_Aim_:
Read the listing and extract each line that includes the word "IIII".

_Extracted information_:
┄┄┄┄┄┄┄┄┄┄┄┄┄┄┄┄┄┄┄┄

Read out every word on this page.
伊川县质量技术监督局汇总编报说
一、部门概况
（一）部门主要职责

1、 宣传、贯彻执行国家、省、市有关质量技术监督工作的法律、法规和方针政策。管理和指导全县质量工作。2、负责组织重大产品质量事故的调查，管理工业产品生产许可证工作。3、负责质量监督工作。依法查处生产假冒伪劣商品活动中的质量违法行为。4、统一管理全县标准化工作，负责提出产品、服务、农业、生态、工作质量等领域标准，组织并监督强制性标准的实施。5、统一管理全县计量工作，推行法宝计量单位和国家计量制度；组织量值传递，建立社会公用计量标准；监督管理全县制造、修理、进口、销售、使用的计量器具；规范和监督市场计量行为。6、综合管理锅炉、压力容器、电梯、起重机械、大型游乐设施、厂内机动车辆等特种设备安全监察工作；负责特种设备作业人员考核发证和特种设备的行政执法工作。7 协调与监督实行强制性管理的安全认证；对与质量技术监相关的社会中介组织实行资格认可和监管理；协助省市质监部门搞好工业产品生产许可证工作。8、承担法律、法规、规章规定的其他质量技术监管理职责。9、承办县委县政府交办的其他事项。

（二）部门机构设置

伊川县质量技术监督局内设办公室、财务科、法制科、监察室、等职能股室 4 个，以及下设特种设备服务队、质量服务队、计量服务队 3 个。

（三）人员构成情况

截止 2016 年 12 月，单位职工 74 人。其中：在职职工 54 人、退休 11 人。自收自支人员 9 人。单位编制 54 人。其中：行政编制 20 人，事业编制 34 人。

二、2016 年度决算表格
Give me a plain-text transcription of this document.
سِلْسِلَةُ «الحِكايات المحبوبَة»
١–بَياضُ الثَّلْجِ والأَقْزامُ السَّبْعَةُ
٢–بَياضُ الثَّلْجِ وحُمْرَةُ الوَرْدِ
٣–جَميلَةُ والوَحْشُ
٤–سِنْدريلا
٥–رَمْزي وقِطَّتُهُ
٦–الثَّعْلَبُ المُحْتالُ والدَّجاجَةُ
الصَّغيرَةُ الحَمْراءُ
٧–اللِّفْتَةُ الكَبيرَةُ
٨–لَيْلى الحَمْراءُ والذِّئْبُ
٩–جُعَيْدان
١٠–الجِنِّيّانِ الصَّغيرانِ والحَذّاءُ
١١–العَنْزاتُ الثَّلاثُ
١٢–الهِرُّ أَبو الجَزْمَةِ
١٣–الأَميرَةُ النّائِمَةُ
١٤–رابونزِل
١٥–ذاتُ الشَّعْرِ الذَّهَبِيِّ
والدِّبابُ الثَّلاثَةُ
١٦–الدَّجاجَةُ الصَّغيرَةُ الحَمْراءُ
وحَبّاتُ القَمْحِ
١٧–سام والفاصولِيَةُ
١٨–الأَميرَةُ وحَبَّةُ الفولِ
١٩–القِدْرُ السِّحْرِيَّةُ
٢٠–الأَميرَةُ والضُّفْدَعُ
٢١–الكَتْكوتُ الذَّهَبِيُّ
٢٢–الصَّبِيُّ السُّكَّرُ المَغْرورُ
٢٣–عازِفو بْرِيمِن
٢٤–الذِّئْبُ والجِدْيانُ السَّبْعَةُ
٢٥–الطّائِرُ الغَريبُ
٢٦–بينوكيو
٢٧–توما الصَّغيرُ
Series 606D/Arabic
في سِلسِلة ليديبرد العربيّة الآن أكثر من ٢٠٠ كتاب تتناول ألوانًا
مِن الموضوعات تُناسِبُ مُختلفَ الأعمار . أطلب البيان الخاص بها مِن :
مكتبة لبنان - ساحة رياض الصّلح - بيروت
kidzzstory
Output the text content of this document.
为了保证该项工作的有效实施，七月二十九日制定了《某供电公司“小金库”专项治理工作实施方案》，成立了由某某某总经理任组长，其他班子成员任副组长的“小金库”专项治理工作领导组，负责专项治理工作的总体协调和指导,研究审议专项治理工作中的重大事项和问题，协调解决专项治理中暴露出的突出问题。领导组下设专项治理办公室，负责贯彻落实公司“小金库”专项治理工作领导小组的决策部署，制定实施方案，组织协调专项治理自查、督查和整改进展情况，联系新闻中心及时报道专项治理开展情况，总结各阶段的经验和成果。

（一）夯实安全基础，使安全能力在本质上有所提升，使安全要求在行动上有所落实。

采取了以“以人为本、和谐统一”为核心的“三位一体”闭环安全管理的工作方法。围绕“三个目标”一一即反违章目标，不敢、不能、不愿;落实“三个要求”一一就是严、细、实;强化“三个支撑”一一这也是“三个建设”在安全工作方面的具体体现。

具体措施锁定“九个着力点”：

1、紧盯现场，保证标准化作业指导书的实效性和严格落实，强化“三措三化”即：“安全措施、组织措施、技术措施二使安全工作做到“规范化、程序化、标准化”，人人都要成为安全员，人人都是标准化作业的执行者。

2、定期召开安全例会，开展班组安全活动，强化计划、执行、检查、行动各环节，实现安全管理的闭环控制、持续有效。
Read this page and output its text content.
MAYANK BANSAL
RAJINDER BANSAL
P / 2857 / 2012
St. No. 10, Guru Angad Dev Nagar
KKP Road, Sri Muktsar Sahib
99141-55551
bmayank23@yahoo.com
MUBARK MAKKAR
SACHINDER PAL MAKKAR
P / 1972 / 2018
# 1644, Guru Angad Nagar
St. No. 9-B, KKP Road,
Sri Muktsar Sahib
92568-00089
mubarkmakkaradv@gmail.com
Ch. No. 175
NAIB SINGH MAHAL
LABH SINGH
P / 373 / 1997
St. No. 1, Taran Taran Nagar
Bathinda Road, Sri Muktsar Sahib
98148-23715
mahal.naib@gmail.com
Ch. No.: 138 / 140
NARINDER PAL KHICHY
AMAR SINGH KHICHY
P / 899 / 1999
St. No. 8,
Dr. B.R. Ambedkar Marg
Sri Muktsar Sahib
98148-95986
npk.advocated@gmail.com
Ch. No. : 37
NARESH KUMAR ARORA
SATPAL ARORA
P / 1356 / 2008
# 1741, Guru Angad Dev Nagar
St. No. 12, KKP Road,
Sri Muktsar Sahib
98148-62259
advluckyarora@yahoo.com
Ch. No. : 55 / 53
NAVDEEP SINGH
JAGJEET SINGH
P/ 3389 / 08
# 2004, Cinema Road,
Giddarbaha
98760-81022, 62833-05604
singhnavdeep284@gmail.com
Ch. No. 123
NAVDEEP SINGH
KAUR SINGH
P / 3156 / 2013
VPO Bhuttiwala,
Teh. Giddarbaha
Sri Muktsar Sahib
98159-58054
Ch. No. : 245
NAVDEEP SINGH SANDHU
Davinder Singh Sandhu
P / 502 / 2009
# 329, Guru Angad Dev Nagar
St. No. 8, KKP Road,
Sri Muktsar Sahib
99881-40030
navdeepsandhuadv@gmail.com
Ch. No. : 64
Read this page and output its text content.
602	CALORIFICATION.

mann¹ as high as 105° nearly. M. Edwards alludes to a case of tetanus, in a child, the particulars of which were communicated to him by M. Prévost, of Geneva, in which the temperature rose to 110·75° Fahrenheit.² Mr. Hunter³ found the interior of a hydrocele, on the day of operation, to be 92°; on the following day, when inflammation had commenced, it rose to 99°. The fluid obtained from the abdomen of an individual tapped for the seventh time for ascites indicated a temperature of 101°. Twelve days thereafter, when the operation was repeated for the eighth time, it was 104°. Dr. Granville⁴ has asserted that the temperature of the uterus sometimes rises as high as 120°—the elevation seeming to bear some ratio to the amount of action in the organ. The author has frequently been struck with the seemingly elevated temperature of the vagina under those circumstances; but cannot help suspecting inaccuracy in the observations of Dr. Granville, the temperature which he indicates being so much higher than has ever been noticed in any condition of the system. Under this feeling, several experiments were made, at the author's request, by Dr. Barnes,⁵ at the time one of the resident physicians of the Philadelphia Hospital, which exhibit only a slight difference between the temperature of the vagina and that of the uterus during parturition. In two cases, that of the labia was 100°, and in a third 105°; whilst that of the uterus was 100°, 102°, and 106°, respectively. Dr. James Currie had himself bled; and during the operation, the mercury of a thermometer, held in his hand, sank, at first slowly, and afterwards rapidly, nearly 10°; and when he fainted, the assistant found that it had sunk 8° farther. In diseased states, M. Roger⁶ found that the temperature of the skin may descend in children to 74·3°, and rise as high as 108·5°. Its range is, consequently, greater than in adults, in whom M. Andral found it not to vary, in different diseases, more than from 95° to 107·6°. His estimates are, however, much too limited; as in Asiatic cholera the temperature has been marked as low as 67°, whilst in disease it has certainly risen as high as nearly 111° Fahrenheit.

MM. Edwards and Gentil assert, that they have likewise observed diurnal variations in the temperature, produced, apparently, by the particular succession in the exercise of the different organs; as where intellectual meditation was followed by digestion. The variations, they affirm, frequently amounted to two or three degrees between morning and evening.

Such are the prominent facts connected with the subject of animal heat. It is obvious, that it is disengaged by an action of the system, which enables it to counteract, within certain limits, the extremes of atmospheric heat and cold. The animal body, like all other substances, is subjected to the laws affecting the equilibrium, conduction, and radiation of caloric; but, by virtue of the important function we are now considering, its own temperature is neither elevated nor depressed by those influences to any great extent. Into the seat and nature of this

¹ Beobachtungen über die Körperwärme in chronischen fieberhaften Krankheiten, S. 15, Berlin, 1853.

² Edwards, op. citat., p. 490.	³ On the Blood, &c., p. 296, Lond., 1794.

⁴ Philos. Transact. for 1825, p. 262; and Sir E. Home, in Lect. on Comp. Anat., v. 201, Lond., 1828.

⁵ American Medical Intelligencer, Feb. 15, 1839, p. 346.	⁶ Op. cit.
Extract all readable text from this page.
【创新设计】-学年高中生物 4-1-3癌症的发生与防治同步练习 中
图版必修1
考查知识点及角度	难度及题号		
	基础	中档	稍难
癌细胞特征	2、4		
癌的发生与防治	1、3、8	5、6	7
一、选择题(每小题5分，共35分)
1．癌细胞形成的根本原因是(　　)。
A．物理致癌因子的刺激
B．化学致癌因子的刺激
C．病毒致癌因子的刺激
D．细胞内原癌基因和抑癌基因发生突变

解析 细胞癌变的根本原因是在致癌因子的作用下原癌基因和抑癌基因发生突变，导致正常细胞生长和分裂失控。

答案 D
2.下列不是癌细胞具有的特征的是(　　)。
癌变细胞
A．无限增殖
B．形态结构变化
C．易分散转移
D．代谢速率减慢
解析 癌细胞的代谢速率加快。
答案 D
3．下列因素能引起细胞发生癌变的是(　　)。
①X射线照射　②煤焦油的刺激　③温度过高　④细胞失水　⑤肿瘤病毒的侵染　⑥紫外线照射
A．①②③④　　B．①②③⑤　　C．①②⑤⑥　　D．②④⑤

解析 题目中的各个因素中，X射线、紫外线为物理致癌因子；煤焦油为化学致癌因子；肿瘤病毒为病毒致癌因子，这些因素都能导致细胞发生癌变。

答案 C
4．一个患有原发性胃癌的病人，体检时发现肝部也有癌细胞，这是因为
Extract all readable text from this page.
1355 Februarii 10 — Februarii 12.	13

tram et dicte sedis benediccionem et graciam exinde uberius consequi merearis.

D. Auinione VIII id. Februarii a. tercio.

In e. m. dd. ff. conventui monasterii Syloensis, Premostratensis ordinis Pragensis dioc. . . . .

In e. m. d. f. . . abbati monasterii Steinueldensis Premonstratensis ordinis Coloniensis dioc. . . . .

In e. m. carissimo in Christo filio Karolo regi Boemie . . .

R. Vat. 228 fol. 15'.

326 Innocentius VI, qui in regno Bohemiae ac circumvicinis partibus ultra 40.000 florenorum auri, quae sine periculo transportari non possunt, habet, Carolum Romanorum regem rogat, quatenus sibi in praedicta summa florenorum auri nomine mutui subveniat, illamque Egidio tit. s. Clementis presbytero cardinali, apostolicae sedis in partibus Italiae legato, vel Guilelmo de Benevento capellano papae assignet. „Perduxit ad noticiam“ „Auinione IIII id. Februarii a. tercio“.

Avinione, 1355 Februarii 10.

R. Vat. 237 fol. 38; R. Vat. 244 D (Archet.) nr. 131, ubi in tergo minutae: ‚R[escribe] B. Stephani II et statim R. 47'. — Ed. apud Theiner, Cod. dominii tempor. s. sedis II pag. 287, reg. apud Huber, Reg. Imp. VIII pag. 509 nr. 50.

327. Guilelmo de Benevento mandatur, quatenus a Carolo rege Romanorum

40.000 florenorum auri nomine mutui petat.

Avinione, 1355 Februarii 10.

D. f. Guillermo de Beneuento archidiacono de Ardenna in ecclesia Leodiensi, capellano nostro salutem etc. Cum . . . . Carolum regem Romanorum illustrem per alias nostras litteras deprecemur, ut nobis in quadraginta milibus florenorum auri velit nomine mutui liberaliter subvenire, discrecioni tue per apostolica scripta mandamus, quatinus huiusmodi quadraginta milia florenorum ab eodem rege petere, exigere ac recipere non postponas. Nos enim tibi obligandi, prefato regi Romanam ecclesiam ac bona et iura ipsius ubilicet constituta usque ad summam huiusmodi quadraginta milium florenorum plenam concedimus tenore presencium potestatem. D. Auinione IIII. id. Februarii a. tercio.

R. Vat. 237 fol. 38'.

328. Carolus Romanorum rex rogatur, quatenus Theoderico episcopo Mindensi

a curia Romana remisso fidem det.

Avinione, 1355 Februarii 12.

┄┄┄┄┄┄┄┄┄┄┄┄┄┄┄┄┄┄┄┄

_Answer in full_:
326 Innocentius VI, qui in regno Bohemiae ac circumvicinis partibus ultra 40.000 florenorum auri, quae sine periculo transportari non possunt, habet, Carolum Romanorum regem rogat, quatenus sibi in praedicta summa florenorum auri nomine mutui subveniat, illamque Egidio tit. s. Clementis presbytero cardinali, apostolicae sedis in partibus Italiae legato, vel Guilelmo de Benevento capellano papae assignet. „Perduxit ad noticiam“ „Auinione IIII id. Februarii a. tercio“.
D. f. Guillermo de Beneuento archidiacono de Ardenna in ecclesia Leodiensi, capellano nostro salutem etc. Cum . . . . Carolum regem Romanorum illustrem per alias nostras litteras deprecemur, ut nobis in quadraginta milibus florenorum auri velit nomine mutui liberaliter subvenire, discrecioni tue per apostolica scripta mandamus, quatinus huiusmodi quadraginta milia florenorum ab eodem rege petere, exigere ac recipere non postponas. Nos enim tibi obligandi, prefato regi Romanam ecclesiam ac bona et iura ipsius ubilicet constituta usque ad summam huiusmodi quadraginta milium florenorum plenam concedimus tenore presencium potestatem. D. Auinione IIII. id. Februarii a. tercio.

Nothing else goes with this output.